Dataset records
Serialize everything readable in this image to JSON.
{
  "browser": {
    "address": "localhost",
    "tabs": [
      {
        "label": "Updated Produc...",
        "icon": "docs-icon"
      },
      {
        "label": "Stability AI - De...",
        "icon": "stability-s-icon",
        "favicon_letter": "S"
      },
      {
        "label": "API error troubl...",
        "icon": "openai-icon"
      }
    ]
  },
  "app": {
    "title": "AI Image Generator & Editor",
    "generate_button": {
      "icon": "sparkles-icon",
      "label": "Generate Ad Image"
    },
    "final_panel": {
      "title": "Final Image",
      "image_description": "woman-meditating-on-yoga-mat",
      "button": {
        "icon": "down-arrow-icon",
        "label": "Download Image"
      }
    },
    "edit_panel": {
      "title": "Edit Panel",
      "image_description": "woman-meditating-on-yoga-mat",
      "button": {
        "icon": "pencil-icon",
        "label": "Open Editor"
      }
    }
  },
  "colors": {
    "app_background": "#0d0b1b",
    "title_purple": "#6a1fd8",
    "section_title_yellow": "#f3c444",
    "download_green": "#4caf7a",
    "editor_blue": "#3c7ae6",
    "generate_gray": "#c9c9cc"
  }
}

## Goal
Extract all the entries word for word.

## Solution to the exercise
Serialize everything readable in this image to JSON.
{
  "browser": {
    "address": "localhost",
    "tabs": [
      {
        "label": "Updated Produc...",
        "icon": "docs-icon"
      },
      {
        "label": "Stability AI - De...",
        "icon": "stability-s-icon",
        "favicon_letter": "S"
      },
      {
        "label": "API error troubl...",
        "icon": "openai-icon"
      }
    ]
  },
  "app": {
    "title": "AI Image Generator & Editor",
    "generate_button": {
      "icon": "sparkles-icon",
      "label": "Generate Ad Image"
    },
    "final_panel": {
      "title": "Final Image",
      "image_description": "woman-meditating-on-yoga-mat",
      "button": {
        "icon": "down-arrow-icon",
        "label": "Download Image"
      }
    },
    "edit_panel": {
      "title": "Edit Panel",
      "image_description": "woman-meditating-on-yoga-mat",
      "button": {
        "icon": "pencil-icon",
        "label": "Open Editor"
      }
    }
  },
  "colors": {
    "app_background": "#0d0b1b",
    "title_purple": "#6a1fd8",
    "section_title_yellow": "#f3c444",
    "download_green": "#4caf7a",
    "editor_blue": "#3c7ae6",
    "generate_gray": "#c9c9cc"
  }
}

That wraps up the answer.